_What the exercise asks_: Leave out all pictures and retype exactly the lines from the one with "What's the underlying" through the last line of the material.

┌────────

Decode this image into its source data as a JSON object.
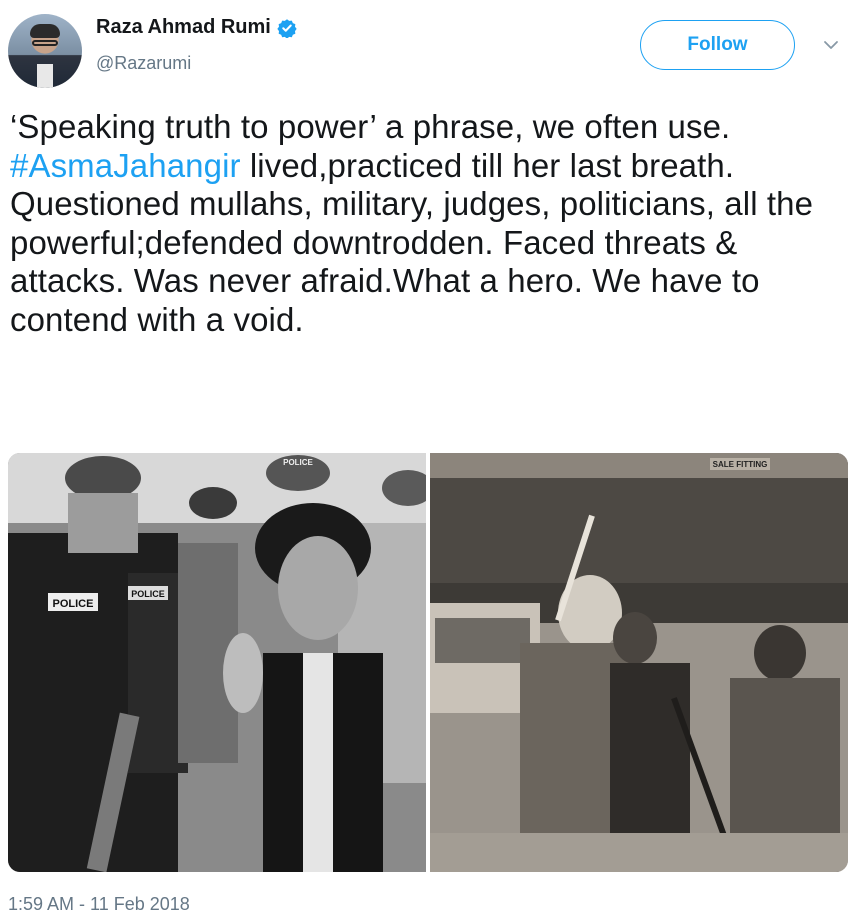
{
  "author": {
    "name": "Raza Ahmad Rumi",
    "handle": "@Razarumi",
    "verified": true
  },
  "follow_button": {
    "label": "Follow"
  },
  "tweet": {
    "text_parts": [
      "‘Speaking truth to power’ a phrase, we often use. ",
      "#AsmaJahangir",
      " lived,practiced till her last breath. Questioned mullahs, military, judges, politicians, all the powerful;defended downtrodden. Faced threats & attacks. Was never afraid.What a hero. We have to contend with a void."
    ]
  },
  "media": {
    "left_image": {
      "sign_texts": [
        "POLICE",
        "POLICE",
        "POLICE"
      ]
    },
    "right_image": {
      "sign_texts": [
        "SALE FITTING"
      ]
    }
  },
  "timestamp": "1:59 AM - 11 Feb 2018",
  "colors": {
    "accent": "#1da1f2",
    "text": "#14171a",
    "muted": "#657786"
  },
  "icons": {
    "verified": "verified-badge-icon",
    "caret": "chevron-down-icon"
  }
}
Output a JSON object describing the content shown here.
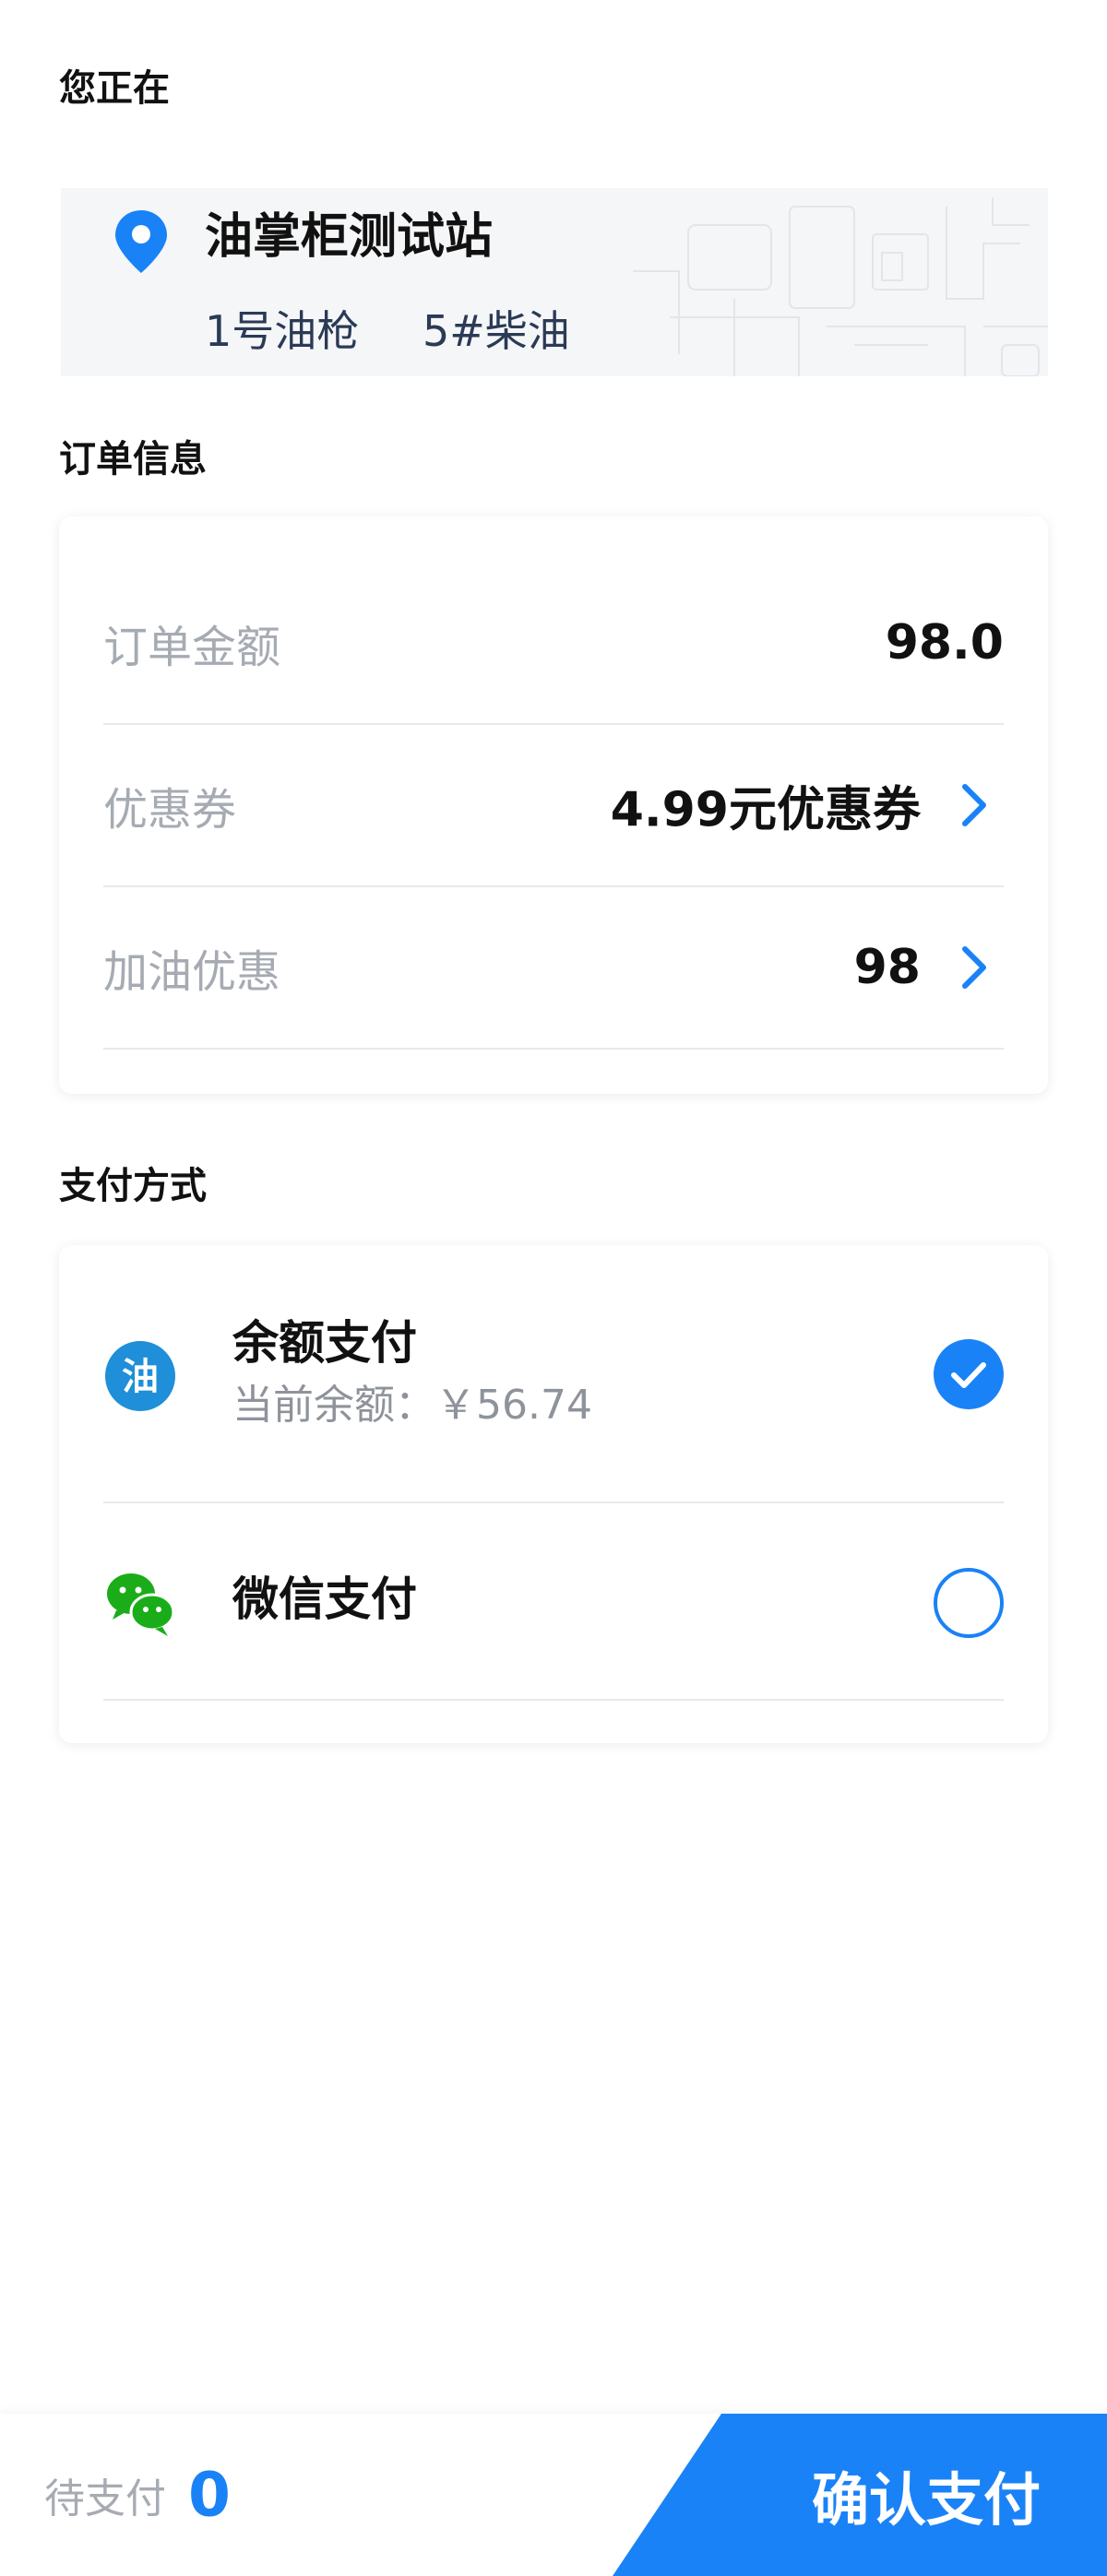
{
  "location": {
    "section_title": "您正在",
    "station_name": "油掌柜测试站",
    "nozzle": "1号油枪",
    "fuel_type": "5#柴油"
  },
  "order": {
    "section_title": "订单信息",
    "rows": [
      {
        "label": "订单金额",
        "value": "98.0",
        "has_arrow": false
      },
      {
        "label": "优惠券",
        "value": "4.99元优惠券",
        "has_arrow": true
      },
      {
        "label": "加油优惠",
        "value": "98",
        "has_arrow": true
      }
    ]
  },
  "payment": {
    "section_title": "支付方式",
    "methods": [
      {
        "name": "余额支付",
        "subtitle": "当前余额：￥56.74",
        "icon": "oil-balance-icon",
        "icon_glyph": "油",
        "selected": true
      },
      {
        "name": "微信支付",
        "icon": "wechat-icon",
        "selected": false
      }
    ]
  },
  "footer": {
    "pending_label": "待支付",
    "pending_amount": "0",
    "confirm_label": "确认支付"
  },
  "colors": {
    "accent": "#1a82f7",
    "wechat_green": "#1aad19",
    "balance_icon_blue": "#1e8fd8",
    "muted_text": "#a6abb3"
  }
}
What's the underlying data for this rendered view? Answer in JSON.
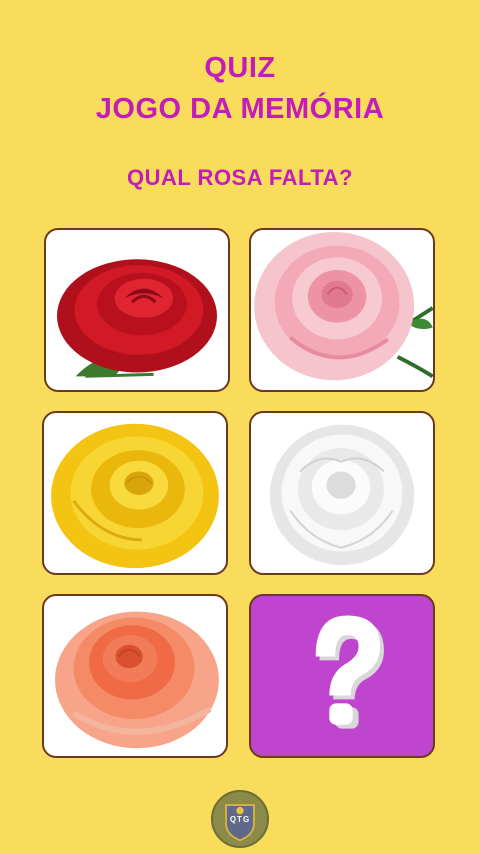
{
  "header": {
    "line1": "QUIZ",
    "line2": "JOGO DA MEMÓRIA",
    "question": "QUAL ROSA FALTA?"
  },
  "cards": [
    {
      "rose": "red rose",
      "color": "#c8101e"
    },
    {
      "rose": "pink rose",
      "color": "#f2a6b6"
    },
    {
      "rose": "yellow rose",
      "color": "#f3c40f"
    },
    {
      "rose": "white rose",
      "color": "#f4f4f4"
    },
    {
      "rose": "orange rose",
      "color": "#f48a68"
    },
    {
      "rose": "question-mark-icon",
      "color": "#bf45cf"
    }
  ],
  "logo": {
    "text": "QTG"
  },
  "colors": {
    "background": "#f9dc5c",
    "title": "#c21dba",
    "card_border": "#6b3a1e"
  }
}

└────────

_Reply to the task_:
What's the underlying data for this rendered view? Answer in JSON.
{
  "header": {
    "line1": "QUIZ",
    "line2": "JOGO DA MEMÓRIA",
    "question": "QUAL ROSA FALTA?"
  },
  "cards": [
    {
      "rose": "red rose",
      "color": "#c8101e"
    },
    {
      "rose": "pink rose",
      "color": "#f2a6b6"
    },
    {
      "rose": "yellow rose",
      "color": "#f3c40f"
    },
    {
      "rose": "white rose",
      "color": "#f4f4f4"
    },
    {
      "rose": "orange rose",
      "color": "#f48a68"
    },
    {
      "rose": "question-mark-icon",
      "color": "#bf45cf"
    }
  ],
  "logo": {
    "text": "QTG"
  },
  "colors": {
    "background": "#f9dc5c",
    "title": "#c21dba",
    "card_border": "#6b3a1e"
  }
}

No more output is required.